— Exercise requirements —
Write the count of lines that contain the word "schools" and nothing else.

— Excerpted records —
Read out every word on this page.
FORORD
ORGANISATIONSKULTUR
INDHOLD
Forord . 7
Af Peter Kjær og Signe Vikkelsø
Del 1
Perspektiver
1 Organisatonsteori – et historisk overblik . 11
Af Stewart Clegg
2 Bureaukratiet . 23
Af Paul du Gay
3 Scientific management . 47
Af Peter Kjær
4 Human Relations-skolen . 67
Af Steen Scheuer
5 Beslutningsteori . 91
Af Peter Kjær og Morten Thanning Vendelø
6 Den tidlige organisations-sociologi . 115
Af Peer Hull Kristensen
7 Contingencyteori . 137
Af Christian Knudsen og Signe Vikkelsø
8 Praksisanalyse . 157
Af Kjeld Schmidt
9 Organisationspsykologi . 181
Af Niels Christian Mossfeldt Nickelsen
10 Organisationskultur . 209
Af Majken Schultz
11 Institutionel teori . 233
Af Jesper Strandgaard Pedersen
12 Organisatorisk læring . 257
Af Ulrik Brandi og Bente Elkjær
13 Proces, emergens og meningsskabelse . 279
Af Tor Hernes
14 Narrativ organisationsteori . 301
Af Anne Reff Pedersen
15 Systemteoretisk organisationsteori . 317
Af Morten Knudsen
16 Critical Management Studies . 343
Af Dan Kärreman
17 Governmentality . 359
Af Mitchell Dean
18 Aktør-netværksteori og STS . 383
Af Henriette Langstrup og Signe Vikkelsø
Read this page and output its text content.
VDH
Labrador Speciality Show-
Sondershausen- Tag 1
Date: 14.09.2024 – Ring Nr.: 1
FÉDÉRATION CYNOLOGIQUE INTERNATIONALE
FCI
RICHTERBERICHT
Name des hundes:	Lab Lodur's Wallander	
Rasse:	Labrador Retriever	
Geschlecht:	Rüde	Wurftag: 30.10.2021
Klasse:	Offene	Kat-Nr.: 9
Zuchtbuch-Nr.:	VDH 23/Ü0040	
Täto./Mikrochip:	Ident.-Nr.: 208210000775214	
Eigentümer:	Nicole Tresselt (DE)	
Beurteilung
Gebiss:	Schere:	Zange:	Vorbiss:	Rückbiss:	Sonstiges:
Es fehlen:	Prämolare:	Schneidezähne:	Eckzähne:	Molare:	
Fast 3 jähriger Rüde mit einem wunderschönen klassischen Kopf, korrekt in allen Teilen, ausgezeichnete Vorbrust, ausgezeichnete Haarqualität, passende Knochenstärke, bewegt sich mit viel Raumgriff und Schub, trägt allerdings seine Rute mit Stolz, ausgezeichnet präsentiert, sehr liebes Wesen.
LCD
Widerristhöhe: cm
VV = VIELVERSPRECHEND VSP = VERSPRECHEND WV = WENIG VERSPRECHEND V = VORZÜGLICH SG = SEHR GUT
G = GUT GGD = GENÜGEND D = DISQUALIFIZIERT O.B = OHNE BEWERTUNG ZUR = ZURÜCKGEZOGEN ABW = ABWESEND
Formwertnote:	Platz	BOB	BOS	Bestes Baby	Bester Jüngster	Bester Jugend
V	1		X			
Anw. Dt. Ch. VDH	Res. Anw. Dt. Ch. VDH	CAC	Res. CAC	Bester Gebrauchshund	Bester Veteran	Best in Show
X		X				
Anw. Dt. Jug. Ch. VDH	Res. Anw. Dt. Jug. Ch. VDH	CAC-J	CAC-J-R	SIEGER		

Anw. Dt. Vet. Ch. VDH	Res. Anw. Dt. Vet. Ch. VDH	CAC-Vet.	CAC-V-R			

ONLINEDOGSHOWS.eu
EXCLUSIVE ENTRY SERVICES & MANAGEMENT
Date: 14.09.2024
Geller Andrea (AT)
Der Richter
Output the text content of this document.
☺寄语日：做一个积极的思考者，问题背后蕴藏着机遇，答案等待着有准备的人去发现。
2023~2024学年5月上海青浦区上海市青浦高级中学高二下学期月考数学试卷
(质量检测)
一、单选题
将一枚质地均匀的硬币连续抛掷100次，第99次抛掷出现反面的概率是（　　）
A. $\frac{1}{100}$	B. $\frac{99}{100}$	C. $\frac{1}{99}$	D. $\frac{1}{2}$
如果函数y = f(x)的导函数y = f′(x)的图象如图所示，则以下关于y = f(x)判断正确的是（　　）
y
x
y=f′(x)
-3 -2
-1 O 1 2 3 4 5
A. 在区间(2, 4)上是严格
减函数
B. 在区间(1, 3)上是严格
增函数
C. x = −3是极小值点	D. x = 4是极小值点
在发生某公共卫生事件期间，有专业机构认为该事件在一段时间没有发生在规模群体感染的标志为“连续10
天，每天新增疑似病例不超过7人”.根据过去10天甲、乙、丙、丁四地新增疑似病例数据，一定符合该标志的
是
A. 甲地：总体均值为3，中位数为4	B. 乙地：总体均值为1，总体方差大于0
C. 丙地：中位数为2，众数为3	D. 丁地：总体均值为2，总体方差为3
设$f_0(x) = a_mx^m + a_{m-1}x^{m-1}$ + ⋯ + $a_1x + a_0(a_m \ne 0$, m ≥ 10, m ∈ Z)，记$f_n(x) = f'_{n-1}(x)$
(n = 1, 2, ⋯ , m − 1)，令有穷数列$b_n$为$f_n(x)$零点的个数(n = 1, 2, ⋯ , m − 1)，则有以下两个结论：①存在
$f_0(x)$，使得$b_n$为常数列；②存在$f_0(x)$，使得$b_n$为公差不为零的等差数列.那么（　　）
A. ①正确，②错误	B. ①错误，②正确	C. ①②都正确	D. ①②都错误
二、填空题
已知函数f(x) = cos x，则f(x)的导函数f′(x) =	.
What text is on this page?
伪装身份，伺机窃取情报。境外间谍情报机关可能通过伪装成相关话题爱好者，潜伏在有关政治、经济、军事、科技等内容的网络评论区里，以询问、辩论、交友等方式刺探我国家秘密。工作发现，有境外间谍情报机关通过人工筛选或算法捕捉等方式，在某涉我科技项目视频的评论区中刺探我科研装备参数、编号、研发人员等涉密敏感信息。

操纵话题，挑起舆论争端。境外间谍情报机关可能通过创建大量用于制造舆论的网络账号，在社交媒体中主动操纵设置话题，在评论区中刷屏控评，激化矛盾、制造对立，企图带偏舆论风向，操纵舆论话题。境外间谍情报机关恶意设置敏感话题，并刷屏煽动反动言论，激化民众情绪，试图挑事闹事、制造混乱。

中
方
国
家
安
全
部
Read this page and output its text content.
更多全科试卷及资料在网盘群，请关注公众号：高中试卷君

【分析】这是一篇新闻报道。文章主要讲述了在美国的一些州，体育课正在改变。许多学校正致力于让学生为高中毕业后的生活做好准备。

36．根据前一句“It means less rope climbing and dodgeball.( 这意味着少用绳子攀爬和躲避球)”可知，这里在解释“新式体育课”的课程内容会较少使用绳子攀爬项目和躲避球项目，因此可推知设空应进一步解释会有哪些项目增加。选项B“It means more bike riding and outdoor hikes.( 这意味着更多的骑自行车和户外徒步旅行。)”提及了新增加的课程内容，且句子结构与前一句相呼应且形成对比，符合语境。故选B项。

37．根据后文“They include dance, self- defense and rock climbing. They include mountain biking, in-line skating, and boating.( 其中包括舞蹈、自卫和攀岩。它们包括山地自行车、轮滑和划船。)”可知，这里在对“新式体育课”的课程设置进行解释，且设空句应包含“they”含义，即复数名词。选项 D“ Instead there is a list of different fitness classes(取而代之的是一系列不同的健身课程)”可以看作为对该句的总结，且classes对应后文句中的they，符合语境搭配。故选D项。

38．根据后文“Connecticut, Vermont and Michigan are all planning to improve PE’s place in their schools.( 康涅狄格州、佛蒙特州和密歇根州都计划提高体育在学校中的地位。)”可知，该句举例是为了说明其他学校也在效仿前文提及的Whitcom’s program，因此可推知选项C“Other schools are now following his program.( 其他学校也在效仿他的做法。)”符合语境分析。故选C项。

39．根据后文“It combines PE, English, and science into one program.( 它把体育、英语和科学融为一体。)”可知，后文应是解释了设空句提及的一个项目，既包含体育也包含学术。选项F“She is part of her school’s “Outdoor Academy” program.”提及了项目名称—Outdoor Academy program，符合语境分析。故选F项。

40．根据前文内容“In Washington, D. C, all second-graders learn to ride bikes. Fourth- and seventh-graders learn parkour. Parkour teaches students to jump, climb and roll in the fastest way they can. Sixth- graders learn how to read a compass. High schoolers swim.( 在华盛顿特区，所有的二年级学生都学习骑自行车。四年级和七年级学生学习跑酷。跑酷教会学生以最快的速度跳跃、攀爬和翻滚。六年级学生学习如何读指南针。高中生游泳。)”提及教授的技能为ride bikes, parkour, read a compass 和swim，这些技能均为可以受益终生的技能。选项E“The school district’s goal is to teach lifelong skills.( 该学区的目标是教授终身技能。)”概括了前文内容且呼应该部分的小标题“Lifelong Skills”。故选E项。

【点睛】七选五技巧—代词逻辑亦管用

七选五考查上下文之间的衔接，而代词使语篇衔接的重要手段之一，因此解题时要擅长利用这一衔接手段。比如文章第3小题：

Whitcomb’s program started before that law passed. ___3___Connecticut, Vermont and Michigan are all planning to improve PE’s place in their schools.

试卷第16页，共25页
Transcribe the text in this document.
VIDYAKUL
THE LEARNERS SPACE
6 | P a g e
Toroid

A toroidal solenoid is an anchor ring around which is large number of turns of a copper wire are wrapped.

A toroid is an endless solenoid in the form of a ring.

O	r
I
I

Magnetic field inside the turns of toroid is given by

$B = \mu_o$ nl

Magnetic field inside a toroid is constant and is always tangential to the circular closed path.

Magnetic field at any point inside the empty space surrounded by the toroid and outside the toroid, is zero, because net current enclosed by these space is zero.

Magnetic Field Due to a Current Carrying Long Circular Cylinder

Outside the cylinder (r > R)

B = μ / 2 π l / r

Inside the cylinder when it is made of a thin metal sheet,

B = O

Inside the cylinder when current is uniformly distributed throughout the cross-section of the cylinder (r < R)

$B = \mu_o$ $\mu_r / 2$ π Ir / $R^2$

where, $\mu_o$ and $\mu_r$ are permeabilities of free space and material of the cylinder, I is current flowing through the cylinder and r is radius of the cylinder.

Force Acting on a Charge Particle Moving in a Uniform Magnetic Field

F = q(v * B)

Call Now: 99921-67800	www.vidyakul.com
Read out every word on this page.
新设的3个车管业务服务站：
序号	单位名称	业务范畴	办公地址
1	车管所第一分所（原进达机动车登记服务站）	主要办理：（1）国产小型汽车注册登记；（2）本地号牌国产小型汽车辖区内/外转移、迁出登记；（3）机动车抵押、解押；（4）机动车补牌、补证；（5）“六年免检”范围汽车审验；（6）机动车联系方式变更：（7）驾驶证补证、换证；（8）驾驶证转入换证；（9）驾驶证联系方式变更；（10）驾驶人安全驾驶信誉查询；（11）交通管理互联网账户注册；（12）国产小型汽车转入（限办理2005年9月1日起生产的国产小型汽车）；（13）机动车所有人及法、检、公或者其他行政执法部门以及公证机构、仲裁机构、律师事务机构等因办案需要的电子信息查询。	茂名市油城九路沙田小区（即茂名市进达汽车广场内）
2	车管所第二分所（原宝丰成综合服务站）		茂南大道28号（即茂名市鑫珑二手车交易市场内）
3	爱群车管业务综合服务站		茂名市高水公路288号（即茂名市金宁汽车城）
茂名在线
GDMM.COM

— Response below —
2